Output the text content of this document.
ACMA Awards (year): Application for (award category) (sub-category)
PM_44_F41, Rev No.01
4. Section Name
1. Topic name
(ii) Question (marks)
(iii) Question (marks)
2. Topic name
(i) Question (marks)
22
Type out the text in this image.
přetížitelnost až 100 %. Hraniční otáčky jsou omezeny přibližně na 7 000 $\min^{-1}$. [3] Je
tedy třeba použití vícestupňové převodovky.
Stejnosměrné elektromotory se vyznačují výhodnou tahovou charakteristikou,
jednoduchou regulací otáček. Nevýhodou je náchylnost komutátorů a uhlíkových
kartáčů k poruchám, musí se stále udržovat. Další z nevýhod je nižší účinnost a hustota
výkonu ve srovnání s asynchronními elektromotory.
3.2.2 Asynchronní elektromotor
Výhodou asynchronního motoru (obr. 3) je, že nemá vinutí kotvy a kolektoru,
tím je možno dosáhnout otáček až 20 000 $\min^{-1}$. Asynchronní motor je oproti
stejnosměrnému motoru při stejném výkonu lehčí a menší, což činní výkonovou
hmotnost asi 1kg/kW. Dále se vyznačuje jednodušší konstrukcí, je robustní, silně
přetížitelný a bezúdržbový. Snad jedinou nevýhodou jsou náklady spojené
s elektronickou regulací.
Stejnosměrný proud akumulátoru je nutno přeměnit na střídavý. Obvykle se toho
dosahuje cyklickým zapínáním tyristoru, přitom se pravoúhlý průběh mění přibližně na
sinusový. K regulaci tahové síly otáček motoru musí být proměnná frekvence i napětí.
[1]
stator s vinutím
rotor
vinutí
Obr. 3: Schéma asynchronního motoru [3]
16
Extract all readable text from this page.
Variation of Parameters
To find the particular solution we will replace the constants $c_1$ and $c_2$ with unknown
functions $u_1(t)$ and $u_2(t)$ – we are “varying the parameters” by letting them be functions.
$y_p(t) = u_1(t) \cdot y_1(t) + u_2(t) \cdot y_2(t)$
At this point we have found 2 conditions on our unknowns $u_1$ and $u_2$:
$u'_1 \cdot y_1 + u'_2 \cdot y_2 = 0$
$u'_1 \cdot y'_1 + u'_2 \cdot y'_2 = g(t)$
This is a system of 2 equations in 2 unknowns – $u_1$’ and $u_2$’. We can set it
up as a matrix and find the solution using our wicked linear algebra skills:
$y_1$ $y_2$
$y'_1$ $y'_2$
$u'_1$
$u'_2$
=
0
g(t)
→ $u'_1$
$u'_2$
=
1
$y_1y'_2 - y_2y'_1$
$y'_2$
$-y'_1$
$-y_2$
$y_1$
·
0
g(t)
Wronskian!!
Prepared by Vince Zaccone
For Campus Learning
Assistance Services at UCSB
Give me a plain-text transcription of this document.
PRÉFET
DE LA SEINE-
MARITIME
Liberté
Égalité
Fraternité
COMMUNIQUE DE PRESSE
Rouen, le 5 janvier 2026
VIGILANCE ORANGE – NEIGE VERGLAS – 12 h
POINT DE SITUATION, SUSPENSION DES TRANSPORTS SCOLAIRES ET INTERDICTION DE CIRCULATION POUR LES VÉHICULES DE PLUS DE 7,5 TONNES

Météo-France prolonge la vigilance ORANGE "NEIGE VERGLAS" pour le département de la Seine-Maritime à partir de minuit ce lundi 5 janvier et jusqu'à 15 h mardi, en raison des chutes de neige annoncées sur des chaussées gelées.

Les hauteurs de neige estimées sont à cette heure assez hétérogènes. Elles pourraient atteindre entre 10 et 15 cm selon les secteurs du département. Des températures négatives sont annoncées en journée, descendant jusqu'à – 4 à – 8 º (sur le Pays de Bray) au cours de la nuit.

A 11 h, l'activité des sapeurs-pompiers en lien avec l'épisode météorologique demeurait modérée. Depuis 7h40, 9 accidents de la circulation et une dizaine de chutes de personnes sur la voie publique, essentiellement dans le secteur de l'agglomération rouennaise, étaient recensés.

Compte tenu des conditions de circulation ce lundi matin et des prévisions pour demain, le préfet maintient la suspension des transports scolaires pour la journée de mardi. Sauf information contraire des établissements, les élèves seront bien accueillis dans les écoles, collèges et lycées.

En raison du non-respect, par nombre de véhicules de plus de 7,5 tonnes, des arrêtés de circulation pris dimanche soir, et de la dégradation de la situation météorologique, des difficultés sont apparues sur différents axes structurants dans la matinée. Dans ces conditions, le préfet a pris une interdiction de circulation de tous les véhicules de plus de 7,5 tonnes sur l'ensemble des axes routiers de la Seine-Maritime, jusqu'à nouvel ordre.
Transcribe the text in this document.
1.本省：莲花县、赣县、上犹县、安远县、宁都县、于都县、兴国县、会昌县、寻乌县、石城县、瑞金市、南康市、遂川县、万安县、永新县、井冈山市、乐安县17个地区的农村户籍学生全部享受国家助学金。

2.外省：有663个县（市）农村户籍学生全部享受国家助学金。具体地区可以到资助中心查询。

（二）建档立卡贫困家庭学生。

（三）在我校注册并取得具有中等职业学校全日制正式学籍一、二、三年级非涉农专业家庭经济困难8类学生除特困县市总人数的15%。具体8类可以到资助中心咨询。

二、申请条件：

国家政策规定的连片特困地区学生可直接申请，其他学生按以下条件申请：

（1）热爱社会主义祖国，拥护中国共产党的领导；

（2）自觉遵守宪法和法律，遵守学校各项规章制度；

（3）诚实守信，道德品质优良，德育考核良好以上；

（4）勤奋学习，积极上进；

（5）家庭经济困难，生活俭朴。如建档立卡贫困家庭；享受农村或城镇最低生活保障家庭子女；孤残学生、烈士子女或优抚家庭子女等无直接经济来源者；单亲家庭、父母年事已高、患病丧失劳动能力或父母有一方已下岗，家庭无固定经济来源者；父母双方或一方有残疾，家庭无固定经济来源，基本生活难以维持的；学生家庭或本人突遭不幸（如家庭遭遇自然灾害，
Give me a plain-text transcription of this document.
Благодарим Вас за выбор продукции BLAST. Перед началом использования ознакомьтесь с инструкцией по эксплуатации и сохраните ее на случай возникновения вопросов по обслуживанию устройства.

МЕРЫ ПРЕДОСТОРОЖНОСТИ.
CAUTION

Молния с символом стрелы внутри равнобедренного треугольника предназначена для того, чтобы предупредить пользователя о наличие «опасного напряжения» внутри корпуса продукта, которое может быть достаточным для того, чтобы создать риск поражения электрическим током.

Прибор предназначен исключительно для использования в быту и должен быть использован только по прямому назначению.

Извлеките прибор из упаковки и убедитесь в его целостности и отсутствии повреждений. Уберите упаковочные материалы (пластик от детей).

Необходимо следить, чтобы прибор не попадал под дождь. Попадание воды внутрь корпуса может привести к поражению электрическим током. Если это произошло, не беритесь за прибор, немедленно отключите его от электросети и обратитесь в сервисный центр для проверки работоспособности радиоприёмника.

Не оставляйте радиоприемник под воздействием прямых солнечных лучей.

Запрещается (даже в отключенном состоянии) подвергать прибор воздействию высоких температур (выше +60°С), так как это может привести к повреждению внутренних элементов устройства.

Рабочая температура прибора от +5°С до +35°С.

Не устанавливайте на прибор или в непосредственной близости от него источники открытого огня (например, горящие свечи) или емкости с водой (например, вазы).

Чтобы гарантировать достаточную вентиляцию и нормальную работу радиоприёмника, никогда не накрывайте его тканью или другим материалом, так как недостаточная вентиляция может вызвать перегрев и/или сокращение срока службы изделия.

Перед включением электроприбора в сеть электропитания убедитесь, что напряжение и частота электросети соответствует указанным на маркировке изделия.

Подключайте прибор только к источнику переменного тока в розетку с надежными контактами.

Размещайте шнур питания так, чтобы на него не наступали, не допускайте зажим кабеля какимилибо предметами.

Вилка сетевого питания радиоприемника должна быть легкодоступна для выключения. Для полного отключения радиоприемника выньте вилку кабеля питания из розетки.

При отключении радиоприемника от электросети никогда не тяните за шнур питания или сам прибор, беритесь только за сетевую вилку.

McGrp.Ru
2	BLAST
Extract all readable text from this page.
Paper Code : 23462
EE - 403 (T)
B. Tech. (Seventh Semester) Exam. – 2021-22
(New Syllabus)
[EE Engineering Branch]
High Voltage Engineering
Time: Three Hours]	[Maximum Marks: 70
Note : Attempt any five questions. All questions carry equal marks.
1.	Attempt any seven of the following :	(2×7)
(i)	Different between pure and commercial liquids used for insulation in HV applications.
※
### GIVEN PROBLEM
Report only a number: how many lines in the material above contain the string "text".

### EXERCISE OUTPUT
7